## Exercise
Transcribe the entries below exactly; leave every image out.

## Input rows
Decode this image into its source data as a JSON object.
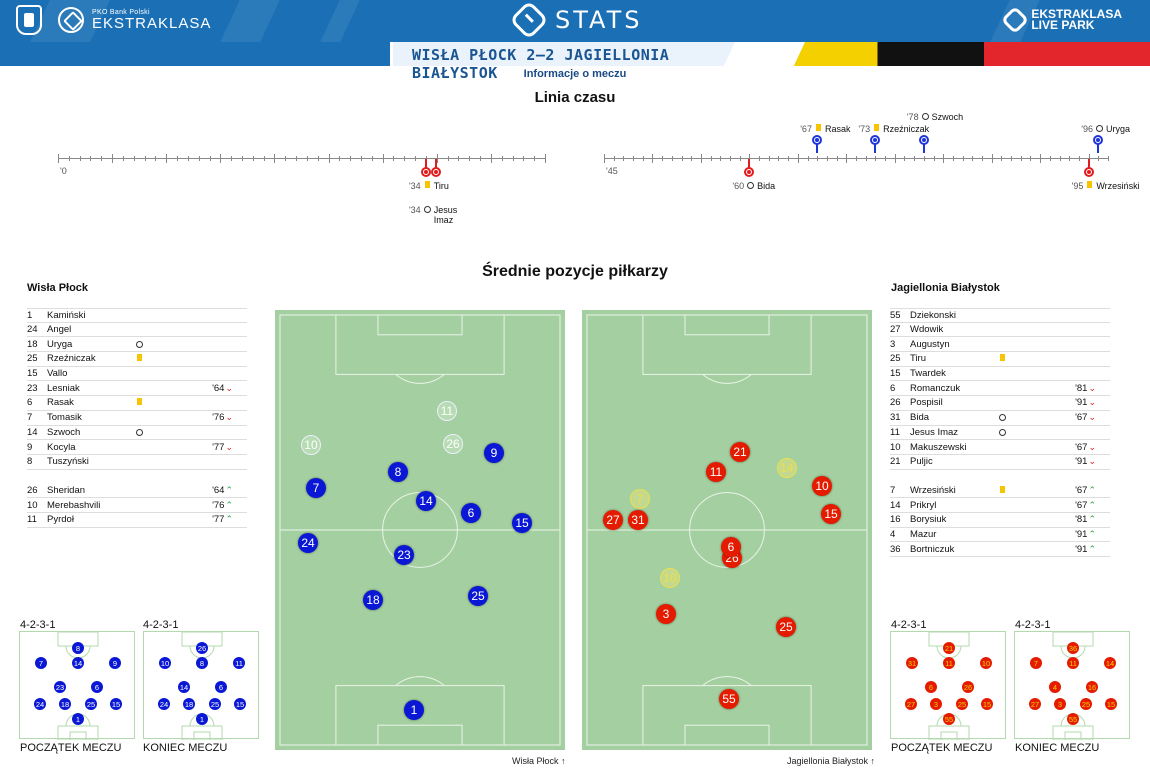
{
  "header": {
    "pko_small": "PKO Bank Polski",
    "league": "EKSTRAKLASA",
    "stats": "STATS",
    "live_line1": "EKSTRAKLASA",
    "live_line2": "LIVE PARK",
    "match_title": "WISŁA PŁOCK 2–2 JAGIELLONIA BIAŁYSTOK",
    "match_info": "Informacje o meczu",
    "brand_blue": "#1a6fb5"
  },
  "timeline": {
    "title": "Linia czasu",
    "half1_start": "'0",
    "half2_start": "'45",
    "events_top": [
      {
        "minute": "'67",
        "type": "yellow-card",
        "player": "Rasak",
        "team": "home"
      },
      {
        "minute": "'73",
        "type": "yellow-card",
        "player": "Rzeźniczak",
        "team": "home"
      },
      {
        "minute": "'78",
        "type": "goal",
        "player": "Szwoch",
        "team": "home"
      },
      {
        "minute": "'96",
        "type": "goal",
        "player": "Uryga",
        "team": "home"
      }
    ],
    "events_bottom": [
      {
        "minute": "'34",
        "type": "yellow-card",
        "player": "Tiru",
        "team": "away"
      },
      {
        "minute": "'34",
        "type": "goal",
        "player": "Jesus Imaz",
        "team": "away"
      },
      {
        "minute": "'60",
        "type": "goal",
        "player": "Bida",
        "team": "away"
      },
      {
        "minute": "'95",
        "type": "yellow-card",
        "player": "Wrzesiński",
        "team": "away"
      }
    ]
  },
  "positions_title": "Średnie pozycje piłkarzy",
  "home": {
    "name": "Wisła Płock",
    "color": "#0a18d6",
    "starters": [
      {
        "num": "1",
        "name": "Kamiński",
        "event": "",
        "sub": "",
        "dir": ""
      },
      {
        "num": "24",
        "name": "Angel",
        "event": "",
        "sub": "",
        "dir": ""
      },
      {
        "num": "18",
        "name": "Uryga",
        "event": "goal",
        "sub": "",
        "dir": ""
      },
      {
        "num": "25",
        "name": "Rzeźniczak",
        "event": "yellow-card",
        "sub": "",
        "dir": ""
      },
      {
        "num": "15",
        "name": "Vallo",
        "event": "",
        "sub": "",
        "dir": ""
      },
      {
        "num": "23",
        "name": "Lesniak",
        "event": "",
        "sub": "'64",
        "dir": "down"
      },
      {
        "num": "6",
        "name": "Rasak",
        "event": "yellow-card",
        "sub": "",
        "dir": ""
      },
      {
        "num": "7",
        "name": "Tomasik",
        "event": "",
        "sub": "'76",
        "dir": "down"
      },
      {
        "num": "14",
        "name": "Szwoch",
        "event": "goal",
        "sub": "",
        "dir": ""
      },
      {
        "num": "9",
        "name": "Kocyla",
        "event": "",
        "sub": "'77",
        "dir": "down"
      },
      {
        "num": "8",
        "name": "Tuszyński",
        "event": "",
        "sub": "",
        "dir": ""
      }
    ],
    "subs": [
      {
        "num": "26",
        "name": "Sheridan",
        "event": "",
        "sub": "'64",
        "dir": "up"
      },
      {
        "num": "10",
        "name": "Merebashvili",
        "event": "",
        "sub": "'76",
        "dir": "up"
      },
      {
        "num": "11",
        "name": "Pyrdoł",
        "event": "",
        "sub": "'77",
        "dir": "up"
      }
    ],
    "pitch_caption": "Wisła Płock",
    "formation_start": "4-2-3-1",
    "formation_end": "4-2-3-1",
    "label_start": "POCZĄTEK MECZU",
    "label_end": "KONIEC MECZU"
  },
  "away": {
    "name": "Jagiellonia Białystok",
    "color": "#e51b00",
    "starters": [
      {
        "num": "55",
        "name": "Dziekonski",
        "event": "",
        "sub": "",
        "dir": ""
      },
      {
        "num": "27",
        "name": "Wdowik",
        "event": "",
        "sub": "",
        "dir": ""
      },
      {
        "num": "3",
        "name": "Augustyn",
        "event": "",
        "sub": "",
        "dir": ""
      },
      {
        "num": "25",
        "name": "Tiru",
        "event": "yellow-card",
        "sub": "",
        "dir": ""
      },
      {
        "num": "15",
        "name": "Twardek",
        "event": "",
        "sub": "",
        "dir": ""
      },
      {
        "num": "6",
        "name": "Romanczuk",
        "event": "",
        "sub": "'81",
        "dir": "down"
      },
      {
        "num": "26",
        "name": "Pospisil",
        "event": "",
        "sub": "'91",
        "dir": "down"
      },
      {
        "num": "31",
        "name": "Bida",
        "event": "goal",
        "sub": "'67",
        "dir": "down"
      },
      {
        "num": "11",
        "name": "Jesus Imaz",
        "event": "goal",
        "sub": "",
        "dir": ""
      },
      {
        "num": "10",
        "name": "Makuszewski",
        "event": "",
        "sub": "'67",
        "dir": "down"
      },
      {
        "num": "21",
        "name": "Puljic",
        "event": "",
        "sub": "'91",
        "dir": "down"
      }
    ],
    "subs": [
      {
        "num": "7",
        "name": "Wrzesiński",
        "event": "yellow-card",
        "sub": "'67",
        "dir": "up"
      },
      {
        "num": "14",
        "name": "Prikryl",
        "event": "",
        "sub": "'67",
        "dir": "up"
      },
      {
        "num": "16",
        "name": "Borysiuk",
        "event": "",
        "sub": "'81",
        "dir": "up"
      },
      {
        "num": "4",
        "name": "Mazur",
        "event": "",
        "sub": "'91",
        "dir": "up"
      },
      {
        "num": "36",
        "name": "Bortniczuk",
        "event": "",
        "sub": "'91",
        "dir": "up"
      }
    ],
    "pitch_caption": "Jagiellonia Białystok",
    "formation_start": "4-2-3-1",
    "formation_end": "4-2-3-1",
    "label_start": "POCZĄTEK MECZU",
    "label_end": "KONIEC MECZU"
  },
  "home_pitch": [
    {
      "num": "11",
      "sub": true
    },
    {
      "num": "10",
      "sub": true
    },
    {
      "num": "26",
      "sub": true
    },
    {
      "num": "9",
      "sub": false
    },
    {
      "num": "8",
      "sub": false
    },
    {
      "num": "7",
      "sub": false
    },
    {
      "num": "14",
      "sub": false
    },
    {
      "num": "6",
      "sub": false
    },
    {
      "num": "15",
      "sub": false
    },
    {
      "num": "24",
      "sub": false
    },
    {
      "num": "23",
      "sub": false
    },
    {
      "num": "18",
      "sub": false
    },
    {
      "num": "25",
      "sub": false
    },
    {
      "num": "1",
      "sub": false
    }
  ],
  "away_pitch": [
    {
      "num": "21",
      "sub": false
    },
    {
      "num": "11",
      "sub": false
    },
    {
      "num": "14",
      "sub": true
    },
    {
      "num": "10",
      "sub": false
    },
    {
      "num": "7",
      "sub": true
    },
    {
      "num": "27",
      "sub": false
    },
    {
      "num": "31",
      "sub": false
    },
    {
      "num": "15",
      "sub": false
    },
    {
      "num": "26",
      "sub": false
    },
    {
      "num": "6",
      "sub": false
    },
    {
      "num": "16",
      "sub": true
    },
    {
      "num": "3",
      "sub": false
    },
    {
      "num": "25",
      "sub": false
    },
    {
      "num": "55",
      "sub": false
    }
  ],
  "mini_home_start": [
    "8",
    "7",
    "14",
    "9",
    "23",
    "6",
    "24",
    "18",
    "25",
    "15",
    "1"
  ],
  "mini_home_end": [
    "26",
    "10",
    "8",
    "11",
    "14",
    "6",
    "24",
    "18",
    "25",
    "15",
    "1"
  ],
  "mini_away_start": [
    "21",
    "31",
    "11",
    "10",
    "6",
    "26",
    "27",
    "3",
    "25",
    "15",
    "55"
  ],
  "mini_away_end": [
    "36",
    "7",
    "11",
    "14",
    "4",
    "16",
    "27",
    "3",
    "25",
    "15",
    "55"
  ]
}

## Exercise solution
Decode this image into its source data as a JSON object.
{
  "header": {
    "pko_small": "PKO Bank Polski",
    "league": "EKSTRAKLASA",
    "stats": "STATS",
    "live_line1": "EKSTRAKLASA",
    "live_line2": "LIVE PARK",
    "match_title": "WISŁA PŁOCK 2–2 JAGIELLONIA BIAŁYSTOK",
    "match_info": "Informacje o meczu",
    "brand_blue": "#1a6fb5"
  },
  "timeline": {
    "title": "Linia czasu",
    "half1_start": "'0",
    "half2_start": "'45",
    "events_top": [
      {
        "minute": "'67",
        "type": "yellow-card",
        "player": "Rasak",
        "team": "home"
      },
      {
        "minute": "'73",
        "type": "yellow-card",
        "player": "Rzeźniczak",
        "team": "home"
      },
      {
        "minute": "'78",
        "type": "goal",
        "player": "Szwoch",
        "team": "home"
      },
      {
        "minute": "'96",
        "type": "goal",
        "player": "Uryga",
        "team": "home"
      }
    ],
    "events_bottom": [
      {
        "minute": "'34",
        "type": "yellow-card",
        "player": "Tiru",
        "team": "away"
      },
      {
        "minute": "'34",
        "type": "goal",
        "player": "Jesus Imaz",
        "team": "away"
      },
      {
        "minute": "'60",
        "type": "goal",
        "player": "Bida",
        "team": "away"
      },
      {
        "minute": "'95",
        "type": "yellow-card",
        "player": "Wrzesiński",
        "team": "away"
      }
    ]
  },
  "positions_title": "Średnie pozycje piłkarzy",
  "home": {
    "name": "Wisła Płock",
    "color": "#0a18d6",
    "starters": [
      {
        "num": "1",
        "name": "Kamiński",
        "event": "",
        "sub": "",
        "dir": ""
      },
      {
        "num": "24",
        "name": "Angel",
        "event": "",
        "sub": "",
        "dir": ""
      },
      {
        "num": "18",
        "name": "Uryga",
        "event": "goal",
        "sub": "",
        "dir": ""
      },
      {
        "num": "25",
        "name": "Rzeźniczak",
        "event": "yellow-card",
        "sub": "",
        "dir": ""
      },
      {
        "num": "15",
        "name": "Vallo",
        "event": "",
        "sub": "",
        "dir": ""
      },
      {
        "num": "23",
        "name": "Lesniak",
        "event": "",
        "sub": "'64",
        "dir": "down"
      },
      {
        "num": "6",
        "name": "Rasak",
        "event": "yellow-card",
        "sub": "",
        "dir": ""
      },
      {
        "num": "7",
        "name": "Tomasik",
        "event": "",
        "sub": "'76",
        "dir": "down"
      },
      {
        "num": "14",
        "name": "Szwoch",
        "event": "goal",
        "sub": "",
        "dir": ""
      },
      {
        "num": "9",
        "name": "Kocyla",
        "event": "",
        "sub": "'77",
        "dir": "down"
      },
      {
        "num": "8",
        "name": "Tuszyński",
        "event": "",
        "sub": "",
        "dir": ""
      }
    ],
    "subs": [
      {
        "num": "26",
        "name": "Sheridan",
        "event": "",
        "sub": "'64",
        "dir": "up"
      },
      {
        "num": "10",
        "name": "Merebashvili",
        "event": "",
        "sub": "'76",
        "dir": "up"
      },
      {
        "num": "11",
        "name": "Pyrdoł",
        "event": "",
        "sub": "'77",
        "dir": "up"
      }
    ],
    "pitch_caption": "Wisła Płock",
    "formation_start": "4-2-3-1",
    "formation_end": "4-2-3-1",
    "label_start": "POCZĄTEK MECZU",
    "label_end": "KONIEC MECZU"
  },
  "away": {
    "name": "Jagiellonia Białystok",
    "color": "#e51b00",
    "starters": [
      {
        "num": "55",
        "name": "Dziekonski",
        "event": "",
        "sub": "",
        "dir": ""
      },
      {
        "num": "27",
        "name": "Wdowik",
        "event": "",
        "sub": "",
        "dir": ""
      },
      {
        "num": "3",
        "name": "Augustyn",
        "event": "",
        "sub": "",
        "dir": ""
      },
      {
        "num": "25",
        "name": "Tiru",
        "event": "yellow-card",
        "sub": "",
        "dir": ""
      },
      {
        "num": "15",
        "name": "Twardek",
        "event": "",
        "sub": "",
        "dir": ""
      },
      {
        "num": "6",
        "name": "Romanczuk",
        "event": "",
        "sub": "'81",
        "dir": "down"
      },
      {
        "num": "26",
        "name": "Pospisil",
        "event": "",
        "sub": "'91",
        "dir": "down"
      },
      {
        "num": "31",
        "name": "Bida",
        "event": "goal",
        "sub": "'67",
        "dir": "down"
      },
      {
        "num": "11",
        "name": "Jesus Imaz",
        "event": "goal",
        "sub": "",
        "dir": ""
      },
      {
        "num": "10",
        "name": "Makuszewski",
        "event": "",
        "sub": "'67",
        "dir": "down"
      },
      {
        "num": "21",
        "name": "Puljic",
        "event": "",
        "sub": "'91",
        "dir": "down"
      }
    ],
    "subs": [
      {
        "num": "7",
        "name": "Wrzesiński",
        "event": "yellow-card",
        "sub": "'67",
        "dir": "up"
      },
      {
        "num": "14",
        "name": "Prikryl",
        "event": "",
        "sub": "'67",
        "dir": "up"
      },
      {
        "num": "16",
        "name": "Borysiuk",
        "event": "",
        "sub": "'81",
        "dir": "up"
      },
      {
        "num": "4",
        "name": "Mazur",
        "event": "",
        "sub": "'91",
        "dir": "up"
      },
      {
        "num": "36",
        "name": "Bortniczuk",
        "event": "",
        "sub": "'91",
        "dir": "up"
      }
    ],
    "pitch_caption": "Jagiellonia Białystok",
    "formation_start": "4-2-3-1",
    "formation_end": "4-2-3-1",
    "label_start": "POCZĄTEK MECZU",
    "label_end": "KONIEC MECZU"
  },
  "home_pitch": [
    {
      "num": "11",
      "sub": true
    },
    {
      "num": "10",
      "sub": true
    },
    {
      "num": "26",
      "sub": true
    },
    {
      "num": "9",
      "sub": false
    },
    {
      "num": "8",
      "sub": false
    },
    {
      "num": "7",
      "sub": false
    },
    {
      "num": "14",
      "sub": false
    },
    {
      "num": "6",
      "sub": false
    },
    {
      "num": "15",
      "sub": false
    },
    {
      "num": "24",
      "sub": false
    },
    {
      "num": "23",
      "sub": false
    },
    {
      "num": "18",
      "sub": false
    },
    {
      "num": "25",
      "sub": false
    },
    {
      "num": "1",
      "sub": false
    }
  ],
  "away_pitch": [
    {
      "num": "21",
      "sub": false
    },
    {
      "num": "11",
      "sub": false
    },
    {
      "num": "14",
      "sub": true
    },
    {
      "num": "10",
      "sub": false
    },
    {
      "num": "7",
      "sub": true
    },
    {
      "num": "27",
      "sub": false
    },
    {
      "num": "31",
      "sub": false
    },
    {
      "num": "15",
      "sub": false
    },
    {
      "num": "26",
      "sub": false
    },
    {
      "num": "6",
      "sub": false
    },
    {
      "num": "16",
      "sub": true
    },
    {
      "num": "3",
      "sub": false
    },
    {
      "num": "25",
      "sub": false
    },
    {
      "num": "55",
      "sub": false
    }
  ],
  "mini_home_start": [
    "8",
    "7",
    "14",
    "9",
    "23",
    "6",
    "24",
    "18",
    "25",
    "15",
    "1"
  ],
  "mini_home_end": [
    "26",
    "10",
    "8",
    "11",
    "14",
    "6",
    "24",
    "18",
    "25",
    "15",
    "1"
  ],
  "mini_away_start": [
    "21",
    "31",
    "11",
    "10",
    "6",
    "26",
    "27",
    "3",
    "25",
    "15",
    "55"
  ],
  "mini_away_end": [
    "36",
    "7",
    "11",
    "14",
    "4",
    "16",
    "27",
    "3",
    "25",
    "15",
    "55"
  ]
}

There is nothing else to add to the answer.